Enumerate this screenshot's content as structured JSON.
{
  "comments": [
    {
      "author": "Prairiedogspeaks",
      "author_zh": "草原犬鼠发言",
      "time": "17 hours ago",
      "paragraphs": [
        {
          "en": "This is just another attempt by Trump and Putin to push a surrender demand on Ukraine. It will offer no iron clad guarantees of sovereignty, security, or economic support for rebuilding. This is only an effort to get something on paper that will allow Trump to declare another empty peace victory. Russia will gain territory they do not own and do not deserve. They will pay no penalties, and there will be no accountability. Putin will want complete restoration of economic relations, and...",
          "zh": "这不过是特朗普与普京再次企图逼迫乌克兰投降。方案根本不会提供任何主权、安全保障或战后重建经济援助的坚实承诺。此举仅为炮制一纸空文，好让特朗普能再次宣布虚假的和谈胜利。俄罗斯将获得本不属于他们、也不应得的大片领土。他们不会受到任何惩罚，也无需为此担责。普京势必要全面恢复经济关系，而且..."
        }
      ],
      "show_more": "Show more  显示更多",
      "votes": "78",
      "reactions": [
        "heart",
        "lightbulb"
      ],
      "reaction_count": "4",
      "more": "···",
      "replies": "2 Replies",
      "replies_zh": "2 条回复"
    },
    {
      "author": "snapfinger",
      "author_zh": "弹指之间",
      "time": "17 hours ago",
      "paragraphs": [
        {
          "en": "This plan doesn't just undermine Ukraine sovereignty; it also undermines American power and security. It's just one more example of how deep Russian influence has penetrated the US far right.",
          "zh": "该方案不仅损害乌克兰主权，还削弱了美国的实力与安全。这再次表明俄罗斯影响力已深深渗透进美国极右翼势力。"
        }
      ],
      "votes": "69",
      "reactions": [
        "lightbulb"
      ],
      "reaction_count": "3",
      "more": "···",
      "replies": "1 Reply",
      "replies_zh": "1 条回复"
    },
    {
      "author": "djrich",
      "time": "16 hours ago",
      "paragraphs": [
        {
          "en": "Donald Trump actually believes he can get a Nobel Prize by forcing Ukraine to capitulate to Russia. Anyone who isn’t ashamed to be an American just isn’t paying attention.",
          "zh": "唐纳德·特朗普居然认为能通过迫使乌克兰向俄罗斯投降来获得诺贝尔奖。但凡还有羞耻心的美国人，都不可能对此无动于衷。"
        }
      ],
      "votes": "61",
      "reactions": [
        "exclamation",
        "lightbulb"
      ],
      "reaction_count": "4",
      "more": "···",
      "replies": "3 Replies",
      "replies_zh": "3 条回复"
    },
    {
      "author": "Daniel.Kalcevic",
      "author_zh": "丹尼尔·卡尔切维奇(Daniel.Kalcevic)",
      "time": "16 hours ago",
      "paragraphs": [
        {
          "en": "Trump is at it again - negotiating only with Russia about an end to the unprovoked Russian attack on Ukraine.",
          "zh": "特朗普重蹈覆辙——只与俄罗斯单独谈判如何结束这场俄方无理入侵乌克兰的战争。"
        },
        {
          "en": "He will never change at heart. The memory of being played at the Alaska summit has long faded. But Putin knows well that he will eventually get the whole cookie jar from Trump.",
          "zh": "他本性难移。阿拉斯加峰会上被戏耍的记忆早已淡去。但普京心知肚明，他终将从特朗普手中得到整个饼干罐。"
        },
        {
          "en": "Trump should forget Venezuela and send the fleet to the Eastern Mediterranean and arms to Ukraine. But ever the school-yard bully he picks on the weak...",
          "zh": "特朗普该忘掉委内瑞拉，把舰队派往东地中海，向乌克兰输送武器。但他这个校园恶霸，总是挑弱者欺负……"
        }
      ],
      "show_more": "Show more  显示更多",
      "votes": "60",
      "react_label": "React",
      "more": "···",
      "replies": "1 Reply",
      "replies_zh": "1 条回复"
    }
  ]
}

**PROBLEM**: Each record above must be given again exactly.

**ANSWER TO THIS EXERCISE**:
Enumerate this screenshot's content as structured JSON.
{
  "comments": [
    {
      "author": "Prairiedogspeaks",
      "author_zh": "草原犬鼠发言",
      "time": "17 hours ago",
      "paragraphs": [
        {
          "en": "This is just another attempt by Trump and Putin to push a surrender demand on Ukraine. It will offer no iron clad guarantees of sovereignty, security, or economic support for rebuilding. This is only an effort to get something on paper that will allow Trump to declare another empty peace victory. Russia will gain territory they do not own and do not deserve. They will pay no penalties, and there will be no accountability. Putin will want complete restoration of economic relations, and...",
          "zh": "这不过是特朗普与普京再次企图逼迫乌克兰投降。方案根本不会提供任何主权、安全保障或战后重建经济援助的坚实承诺。此举仅为炮制一纸空文，好让特朗普能再次宣布虚假的和谈胜利。俄罗斯将获得本不属于他们、也不应得的大片领土。他们不会受到任何惩罚，也无需为此担责。普京势必要全面恢复经济关系，而且..."
        }
      ],
      "show_more": "Show more  显示更多",
      "votes": "78",
      "reactions": [
        "heart",
        "lightbulb"
      ],
      "reaction_count": "4",
      "more": "···",
      "replies": "2 Replies",
      "replies_zh": "2 条回复"
    },
    {
      "author": "snapfinger",
      "author_zh": "弹指之间",
      "time": "17 hours ago",
      "paragraphs": [
        {
          "en": "This plan doesn't just undermine Ukraine sovereignty; it also undermines American power and security. It's just one more example of how deep Russian influence has penetrated the US far right.",
          "zh": "该方案不仅损害乌克兰主权，还削弱了美国的实力与安全。这再次表明俄罗斯影响力已深深渗透进美国极右翼势力。"
        }
      ],
      "votes": "69",
      "reactions": [
        "lightbulb"
      ],
      "reaction_count": "3",
      "more": "···",
      "replies": "1 Reply",
      "replies_zh": "1 条回复"
    },
    {
      "author": "djrich",
      "time": "16 hours ago",
      "paragraphs": [
        {
          "en": "Donald Trump actually believes he can get a Nobel Prize by forcing Ukraine to capitulate to Russia. Anyone who isn’t ashamed to be an American just isn’t paying attention.",
          "zh": "唐纳德·特朗普居然认为能通过迫使乌克兰向俄罗斯投降来获得诺贝尔奖。但凡还有羞耻心的美国人，都不可能对此无动于衷。"
        }
      ],
      "votes": "61",
      "reactions": [
        "exclamation",
        "lightbulb"
      ],
      "reaction_count": "4",
      "more": "···",
      "replies": "3 Replies",
      "replies_zh": "3 条回复"
    },
    {
      "author": "Daniel.Kalcevic",
      "author_zh": "丹尼尔·卡尔切维奇(Daniel.Kalcevic)",
      "time": "16 hours ago",
      "paragraphs": [
        {
          "en": "Trump is at it again - negotiating only with Russia about an end to the unprovoked Russian attack on Ukraine.",
          "zh": "特朗普重蹈覆辙——只与俄罗斯单独谈判如何结束这场俄方无理入侵乌克兰的战争。"
        },
        {
          "en": "He will never change at heart. The memory of being played at the Alaska summit has long faded. But Putin knows well that he will eventually get the whole cookie jar from Trump.",
          "zh": "他本性难移。阿拉斯加峰会上被戏耍的记忆早已淡去。但普京心知肚明，他终将从特朗普手中得到整个饼干罐。"
        },
        {
          "en": "Trump should forget Venezuela and send the fleet to the Eastern Mediterranean and arms to Ukraine. But ever the school-yard bully he picks on the weak...",
          "zh": "特朗普该忘掉委内瑞拉，把舰队派往东地中海，向乌克兰输送武器。但他这个校园恶霸，总是挑弱者欺负……"
        }
      ],
      "show_more": "Show more  显示更多",
      "votes": "60",
      "react_label": "React",
      "more": "···",
      "replies": "1 Reply",
      "replies_zh": "1 条回复"
    }
  ]
}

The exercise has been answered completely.